- **Task statement**: Count the rows below that contain the string "tool". Give only the number.

- **Entries supplied**:

..............................

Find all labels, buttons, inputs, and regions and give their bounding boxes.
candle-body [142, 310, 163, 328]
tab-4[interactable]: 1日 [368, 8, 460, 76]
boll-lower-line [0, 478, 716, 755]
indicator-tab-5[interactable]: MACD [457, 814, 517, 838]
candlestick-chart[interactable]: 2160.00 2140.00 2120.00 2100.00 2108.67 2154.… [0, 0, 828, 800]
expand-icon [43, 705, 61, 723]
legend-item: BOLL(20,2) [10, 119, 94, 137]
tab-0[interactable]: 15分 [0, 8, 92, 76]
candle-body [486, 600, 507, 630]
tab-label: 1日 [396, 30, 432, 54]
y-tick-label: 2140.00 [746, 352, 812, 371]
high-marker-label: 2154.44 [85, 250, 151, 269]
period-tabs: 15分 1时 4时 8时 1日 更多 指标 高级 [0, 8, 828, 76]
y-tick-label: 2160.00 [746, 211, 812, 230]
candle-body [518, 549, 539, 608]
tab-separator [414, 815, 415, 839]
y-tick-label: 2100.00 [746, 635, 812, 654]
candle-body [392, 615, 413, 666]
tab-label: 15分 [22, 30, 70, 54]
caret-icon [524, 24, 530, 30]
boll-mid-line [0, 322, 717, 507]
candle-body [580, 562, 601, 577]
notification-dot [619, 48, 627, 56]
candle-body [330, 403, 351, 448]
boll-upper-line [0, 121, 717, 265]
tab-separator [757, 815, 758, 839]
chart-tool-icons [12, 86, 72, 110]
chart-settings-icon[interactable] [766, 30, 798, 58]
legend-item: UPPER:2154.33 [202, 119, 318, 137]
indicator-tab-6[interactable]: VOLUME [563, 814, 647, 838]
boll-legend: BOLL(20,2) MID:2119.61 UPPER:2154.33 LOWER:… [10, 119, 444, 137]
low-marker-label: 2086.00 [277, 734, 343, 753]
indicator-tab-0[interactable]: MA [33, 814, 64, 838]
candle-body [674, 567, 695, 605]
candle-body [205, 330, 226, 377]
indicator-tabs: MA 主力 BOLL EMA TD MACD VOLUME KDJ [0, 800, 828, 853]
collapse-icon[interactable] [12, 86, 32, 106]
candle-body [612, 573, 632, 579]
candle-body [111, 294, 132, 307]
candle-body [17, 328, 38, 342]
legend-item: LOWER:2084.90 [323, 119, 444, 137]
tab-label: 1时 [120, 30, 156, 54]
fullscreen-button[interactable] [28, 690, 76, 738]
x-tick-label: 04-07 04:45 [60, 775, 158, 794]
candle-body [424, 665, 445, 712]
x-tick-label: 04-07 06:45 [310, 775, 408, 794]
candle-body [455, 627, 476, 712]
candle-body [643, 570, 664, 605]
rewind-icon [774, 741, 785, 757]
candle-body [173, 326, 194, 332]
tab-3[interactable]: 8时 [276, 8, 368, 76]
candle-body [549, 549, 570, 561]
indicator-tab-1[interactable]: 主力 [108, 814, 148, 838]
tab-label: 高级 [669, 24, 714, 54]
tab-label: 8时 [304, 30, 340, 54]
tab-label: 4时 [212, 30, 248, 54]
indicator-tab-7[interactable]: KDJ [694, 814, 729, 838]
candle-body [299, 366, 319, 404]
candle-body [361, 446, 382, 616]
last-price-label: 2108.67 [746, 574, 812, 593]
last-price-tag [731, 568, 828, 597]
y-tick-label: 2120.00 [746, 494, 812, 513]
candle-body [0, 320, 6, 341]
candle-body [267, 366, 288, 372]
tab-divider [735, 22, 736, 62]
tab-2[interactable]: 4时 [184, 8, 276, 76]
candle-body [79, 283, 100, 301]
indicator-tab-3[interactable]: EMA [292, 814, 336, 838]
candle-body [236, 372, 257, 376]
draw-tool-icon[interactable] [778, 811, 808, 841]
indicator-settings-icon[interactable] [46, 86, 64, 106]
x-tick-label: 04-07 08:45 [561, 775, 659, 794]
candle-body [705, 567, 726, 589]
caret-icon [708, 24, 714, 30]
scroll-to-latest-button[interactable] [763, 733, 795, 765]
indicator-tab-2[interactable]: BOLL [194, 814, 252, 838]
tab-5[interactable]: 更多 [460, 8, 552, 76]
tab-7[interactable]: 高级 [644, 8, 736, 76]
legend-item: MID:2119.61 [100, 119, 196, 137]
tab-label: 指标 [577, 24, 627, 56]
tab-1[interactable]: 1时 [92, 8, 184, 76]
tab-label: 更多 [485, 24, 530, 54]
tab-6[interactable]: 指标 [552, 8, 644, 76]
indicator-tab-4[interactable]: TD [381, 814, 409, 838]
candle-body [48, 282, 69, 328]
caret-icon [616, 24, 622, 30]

..............................

- **Solution to this task**: 2